Work to do: Pictures stay out of your copy, but everything else in the records below must be repeated exactly.

▬▬▬▬▬▬

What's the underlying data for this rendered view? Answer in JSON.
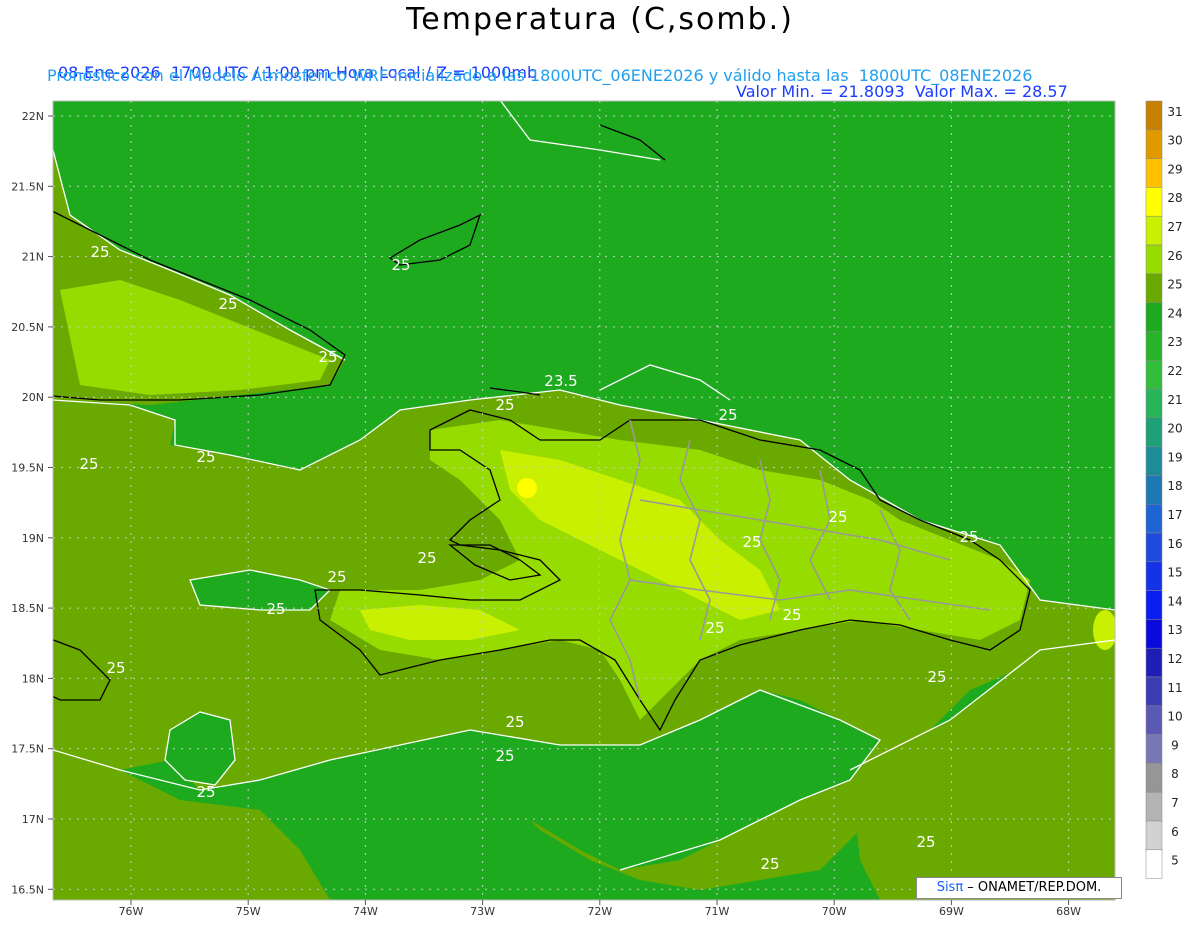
{
  "title": "Temperatura (C,somb.)",
  "subtitle_left": "08-Ene-2026  1700 UTC / 1:00 pm Hora Local / Z = 1000mb",
  "subtitle_right": "Valor Min. = 21.8093  Valor Max. = 28.57",
  "subtitle2": "Pronóstico con el Modelo Atmosferico WRF inicializado a las 1800UTC_06ENE2026 y válido hasta las  1800UTC_08ENE2026",
  "credit": {
    "logo": "Sisπ",
    "text": " – ONAMET/REP.DOM."
  },
  "lat_labels": [
    "22N",
    "21.5N",
    "21N",
    "20.5N",
    "20N",
    "19.5N",
    "19N",
    "18.5N",
    "18N",
    "17.5N",
    "17N",
    "16.5N"
  ],
  "lon_labels": [
    "76W",
    "75W",
    "74W",
    "73W",
    "72W",
    "71W",
    "70W",
    "69W",
    "68W"
  ],
  "colorbar": {
    "labels": [
      "31",
      "30",
      "29",
      "28",
      "27",
      "26",
      "25",
      "24",
      "23",
      "22",
      "21",
      "20",
      "19",
      "18",
      "17",
      "16",
      "15",
      "14",
      "13",
      "12",
      "11",
      "10",
      "9",
      "8",
      "7",
      "6",
      "5"
    ],
    "colors": [
      "#c88000",
      "#e09a00",
      "#ffc000",
      "#ffff00",
      "#c8f000",
      "#96dc00",
      "#6aaa00",
      "#1eaa1e",
      "#28b428",
      "#32be3c",
      "#28b45a",
      "#1ea078",
      "#1e8c96",
      "#1e78b4",
      "#1e64d2",
      "#1e4bdc",
      "#1432e6",
      "#0a1ef0",
      "#0a0adc",
      "#1e1eb4",
      "#3c3cb4",
      "#5a5ab4",
      "#7878b4",
      "#969696",
      "#b4b4b4",
      "#d2d2d2",
      "#ffffff"
    ]
  },
  "contour_labels": [
    "25",
    "25",
    "25",
    "25",
    "25",
    "25",
    "23.5",
    "25",
    "25",
    "25",
    "25",
    "25",
    "25",
    "25",
    "25",
    "25",
    "25",
    "25",
    "25",
    "25",
    "25",
    "25",
    "25",
    "25"
  ],
  "colors": {
    "sea_green": "#1eaa1e",
    "olive": "#6aaa00",
    "light_lime": "#96dc00",
    "lime": "#c8f000",
    "yellow": "#ffff00"
  }
}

▬▬▬▬▬▬

Finished exercise:
What's the underlying data for this rendered view? Answer in JSON.
{
  "title": "Temperatura (C,somb.)",
  "subtitle_left": "08-Ene-2026  1700 UTC / 1:00 pm Hora Local / Z = 1000mb",
  "subtitle_right": "Valor Min. = 21.8093  Valor Max. = 28.57",
  "subtitle2": "Pronóstico con el Modelo Atmosferico WRF inicializado a las 1800UTC_06ENE2026 y válido hasta las  1800UTC_08ENE2026",
  "credit": {
    "logo": "Sisπ",
    "text": " – ONAMET/REP.DOM."
  },
  "lat_labels": [
    "22N",
    "21.5N",
    "21N",
    "20.5N",
    "20N",
    "19.5N",
    "19N",
    "18.5N",
    "18N",
    "17.5N",
    "17N",
    "16.5N"
  ],
  "lon_labels": [
    "76W",
    "75W",
    "74W",
    "73W",
    "72W",
    "71W",
    "70W",
    "69W",
    "68W"
  ],
  "colorbar": {
    "labels": [
      "31",
      "30",
      "29",
      "28",
      "27",
      "26",
      "25",
      "24",
      "23",
      "22",
      "21",
      "20",
      "19",
      "18",
      "17",
      "16",
      "15",
      "14",
      "13",
      "12",
      "11",
      "10",
      "9",
      "8",
      "7",
      "6",
      "5"
    ],
    "colors": [
      "#c88000",
      "#e09a00",
      "#ffc000",
      "#ffff00",
      "#c8f000",
      "#96dc00",
      "#6aaa00",
      "#1eaa1e",
      "#28b428",
      "#32be3c",
      "#28b45a",
      "#1ea078",
      "#1e8c96",
      "#1e78b4",
      "#1e64d2",
      "#1e4bdc",
      "#1432e6",
      "#0a1ef0",
      "#0a0adc",
      "#1e1eb4",
      "#3c3cb4",
      "#5a5ab4",
      "#7878b4",
      "#969696",
      "#b4b4b4",
      "#d2d2d2",
      "#ffffff"
    ]
  },
  "contour_labels": [
    "25",
    "25",
    "25",
    "25",
    "25",
    "25",
    "23.5",
    "25",
    "25",
    "25",
    "25",
    "25",
    "25",
    "25",
    "25",
    "25",
    "25",
    "25",
    "25",
    "25",
    "25",
    "25",
    "25",
    "25"
  ],
  "colors": {
    "sea_green": "#1eaa1e",
    "olive": "#6aaa00",
    "light_lime": "#96dc00",
    "lime": "#c8f000",
    "yellow": "#ffff00"
  }
}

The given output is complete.